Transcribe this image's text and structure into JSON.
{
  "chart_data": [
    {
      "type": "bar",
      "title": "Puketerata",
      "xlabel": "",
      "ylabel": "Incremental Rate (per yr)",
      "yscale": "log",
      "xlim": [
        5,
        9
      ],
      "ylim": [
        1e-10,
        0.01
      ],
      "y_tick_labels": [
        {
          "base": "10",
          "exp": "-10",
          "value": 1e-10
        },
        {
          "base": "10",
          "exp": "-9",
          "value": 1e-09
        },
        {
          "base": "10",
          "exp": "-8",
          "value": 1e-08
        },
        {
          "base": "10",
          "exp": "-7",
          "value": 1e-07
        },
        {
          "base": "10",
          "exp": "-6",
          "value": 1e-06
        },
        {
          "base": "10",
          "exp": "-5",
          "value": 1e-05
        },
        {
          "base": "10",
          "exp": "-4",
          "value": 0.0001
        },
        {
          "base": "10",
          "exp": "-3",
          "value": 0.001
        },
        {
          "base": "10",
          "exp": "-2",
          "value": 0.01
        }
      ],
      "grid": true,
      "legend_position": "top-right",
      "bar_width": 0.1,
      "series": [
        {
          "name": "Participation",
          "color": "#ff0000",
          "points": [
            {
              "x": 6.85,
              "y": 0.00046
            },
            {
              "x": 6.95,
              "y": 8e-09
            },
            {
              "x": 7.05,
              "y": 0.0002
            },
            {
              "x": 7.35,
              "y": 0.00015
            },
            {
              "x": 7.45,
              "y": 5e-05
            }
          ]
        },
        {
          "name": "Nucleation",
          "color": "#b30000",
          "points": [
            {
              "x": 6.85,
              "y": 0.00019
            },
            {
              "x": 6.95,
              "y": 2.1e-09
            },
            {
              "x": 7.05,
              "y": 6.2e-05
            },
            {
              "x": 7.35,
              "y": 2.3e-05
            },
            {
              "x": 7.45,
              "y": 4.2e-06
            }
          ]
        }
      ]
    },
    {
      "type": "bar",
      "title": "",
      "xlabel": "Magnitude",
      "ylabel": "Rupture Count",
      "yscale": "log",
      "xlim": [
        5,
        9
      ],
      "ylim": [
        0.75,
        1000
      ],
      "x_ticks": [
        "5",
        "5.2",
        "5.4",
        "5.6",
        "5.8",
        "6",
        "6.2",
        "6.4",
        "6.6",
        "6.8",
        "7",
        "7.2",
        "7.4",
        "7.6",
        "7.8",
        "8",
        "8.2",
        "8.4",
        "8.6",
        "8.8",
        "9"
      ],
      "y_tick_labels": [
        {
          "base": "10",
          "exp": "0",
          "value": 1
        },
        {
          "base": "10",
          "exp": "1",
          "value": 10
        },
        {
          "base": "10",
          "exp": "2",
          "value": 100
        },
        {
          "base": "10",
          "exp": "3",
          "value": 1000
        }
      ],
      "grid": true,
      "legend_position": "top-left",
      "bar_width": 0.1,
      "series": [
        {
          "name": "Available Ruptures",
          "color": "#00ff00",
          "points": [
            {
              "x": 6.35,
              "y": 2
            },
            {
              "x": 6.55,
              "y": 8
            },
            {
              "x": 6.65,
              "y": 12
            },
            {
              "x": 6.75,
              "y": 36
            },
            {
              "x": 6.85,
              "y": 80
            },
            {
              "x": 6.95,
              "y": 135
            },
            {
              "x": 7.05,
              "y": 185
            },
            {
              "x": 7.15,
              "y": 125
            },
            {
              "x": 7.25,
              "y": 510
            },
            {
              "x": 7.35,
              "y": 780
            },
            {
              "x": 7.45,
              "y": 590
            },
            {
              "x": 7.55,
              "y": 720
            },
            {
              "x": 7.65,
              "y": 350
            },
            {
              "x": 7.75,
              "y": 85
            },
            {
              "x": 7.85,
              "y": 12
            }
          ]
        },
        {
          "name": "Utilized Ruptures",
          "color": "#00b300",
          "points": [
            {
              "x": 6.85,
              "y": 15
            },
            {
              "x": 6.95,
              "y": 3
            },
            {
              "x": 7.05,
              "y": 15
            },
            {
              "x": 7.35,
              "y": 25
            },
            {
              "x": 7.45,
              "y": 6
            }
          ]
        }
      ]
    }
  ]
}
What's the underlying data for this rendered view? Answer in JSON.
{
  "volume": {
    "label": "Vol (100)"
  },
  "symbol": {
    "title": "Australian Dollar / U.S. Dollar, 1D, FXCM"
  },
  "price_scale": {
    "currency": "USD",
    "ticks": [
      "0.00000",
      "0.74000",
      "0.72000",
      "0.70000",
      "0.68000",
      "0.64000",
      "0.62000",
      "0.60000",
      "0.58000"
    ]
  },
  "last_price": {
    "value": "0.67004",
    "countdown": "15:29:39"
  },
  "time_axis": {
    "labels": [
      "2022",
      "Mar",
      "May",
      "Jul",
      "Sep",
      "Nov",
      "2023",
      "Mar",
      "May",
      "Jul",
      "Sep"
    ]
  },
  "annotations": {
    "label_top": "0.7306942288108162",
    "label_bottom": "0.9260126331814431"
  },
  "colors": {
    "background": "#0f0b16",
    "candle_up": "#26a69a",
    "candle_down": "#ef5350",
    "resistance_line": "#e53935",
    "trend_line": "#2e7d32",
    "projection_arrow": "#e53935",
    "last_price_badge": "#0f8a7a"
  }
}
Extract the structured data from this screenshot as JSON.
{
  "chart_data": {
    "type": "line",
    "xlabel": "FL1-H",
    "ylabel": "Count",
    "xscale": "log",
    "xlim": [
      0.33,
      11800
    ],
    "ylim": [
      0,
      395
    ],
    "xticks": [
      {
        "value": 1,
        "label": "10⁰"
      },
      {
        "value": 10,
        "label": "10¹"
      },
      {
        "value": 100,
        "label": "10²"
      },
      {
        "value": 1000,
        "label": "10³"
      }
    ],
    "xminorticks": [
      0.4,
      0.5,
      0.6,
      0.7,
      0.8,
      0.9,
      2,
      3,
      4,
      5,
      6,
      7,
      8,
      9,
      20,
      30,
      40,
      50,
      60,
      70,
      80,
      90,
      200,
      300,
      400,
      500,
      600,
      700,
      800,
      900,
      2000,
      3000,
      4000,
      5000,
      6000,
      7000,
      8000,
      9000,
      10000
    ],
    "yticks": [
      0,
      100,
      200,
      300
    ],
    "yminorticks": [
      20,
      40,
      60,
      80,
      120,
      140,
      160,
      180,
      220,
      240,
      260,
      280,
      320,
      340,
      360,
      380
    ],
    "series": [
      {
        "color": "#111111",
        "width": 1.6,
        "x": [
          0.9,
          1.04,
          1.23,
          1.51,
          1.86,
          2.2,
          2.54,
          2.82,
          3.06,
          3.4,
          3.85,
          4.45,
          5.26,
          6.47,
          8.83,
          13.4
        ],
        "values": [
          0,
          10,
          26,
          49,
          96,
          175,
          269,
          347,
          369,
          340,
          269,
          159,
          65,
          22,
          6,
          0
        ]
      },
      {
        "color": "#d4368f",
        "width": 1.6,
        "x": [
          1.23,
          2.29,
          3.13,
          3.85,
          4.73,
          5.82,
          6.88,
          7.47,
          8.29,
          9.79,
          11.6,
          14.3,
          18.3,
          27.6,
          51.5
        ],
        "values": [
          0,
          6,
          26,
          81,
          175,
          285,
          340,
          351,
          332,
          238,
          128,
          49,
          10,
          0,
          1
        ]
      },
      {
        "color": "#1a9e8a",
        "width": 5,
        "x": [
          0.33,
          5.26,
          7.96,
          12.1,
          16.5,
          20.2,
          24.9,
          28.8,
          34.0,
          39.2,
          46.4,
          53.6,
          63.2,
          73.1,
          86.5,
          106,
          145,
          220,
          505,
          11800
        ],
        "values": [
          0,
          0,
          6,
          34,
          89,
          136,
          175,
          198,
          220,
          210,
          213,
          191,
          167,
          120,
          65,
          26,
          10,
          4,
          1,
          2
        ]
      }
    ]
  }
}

__REQUEST__: Gather, from the listing above, every line carrying the word "name".

__THE RESPONSE__:
          "name": "Participation",
          "name": "Nucleation",
          "name": "Available Ruptures",
          "name": "Utilized Ruptures",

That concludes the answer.